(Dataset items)
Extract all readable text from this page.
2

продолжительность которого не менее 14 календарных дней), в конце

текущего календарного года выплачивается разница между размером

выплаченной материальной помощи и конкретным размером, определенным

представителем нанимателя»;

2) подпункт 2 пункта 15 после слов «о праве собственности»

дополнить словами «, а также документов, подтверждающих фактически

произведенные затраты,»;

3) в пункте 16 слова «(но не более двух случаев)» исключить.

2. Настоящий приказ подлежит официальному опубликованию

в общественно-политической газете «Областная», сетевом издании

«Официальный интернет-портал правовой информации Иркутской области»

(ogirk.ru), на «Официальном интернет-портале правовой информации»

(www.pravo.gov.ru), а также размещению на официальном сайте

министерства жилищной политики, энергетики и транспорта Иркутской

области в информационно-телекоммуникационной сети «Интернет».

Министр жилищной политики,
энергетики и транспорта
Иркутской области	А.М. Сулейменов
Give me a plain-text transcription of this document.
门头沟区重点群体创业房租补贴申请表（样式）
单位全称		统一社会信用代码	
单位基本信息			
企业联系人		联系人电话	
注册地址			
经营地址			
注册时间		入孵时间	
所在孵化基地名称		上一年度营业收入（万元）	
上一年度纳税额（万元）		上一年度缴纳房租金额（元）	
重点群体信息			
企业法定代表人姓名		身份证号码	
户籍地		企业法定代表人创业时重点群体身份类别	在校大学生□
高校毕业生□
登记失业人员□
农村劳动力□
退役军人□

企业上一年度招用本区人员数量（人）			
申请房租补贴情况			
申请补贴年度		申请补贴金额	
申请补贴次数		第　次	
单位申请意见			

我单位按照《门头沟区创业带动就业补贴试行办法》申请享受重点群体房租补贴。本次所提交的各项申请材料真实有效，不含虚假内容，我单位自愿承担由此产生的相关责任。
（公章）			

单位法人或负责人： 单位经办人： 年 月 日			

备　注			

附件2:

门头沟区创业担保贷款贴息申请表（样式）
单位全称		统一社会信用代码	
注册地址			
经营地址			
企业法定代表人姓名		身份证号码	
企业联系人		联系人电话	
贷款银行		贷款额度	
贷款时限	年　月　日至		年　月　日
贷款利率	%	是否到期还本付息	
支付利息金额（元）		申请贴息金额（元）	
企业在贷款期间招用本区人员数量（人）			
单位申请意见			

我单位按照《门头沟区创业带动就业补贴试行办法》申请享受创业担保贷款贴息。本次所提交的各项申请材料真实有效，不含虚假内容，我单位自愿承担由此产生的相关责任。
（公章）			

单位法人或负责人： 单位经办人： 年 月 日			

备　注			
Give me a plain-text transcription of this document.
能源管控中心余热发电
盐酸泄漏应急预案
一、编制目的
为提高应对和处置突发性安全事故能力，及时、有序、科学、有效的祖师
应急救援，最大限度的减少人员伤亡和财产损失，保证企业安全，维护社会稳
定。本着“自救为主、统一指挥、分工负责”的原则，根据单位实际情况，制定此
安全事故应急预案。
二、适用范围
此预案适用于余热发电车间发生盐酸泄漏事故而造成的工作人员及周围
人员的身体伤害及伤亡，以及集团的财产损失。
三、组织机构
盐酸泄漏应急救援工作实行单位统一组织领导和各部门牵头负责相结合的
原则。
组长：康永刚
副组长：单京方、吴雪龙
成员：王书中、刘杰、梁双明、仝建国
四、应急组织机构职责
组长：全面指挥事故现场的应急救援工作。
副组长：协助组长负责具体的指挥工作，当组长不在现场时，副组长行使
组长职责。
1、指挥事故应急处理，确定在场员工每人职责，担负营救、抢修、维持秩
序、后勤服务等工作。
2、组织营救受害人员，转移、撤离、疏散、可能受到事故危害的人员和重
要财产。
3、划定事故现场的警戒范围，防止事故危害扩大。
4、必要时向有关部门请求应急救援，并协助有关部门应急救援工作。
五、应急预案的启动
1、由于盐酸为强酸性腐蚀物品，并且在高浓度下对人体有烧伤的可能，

▶ **Required task**
Count every line of the records that holds the string "политики". Write only the total.

▶ **The result**
2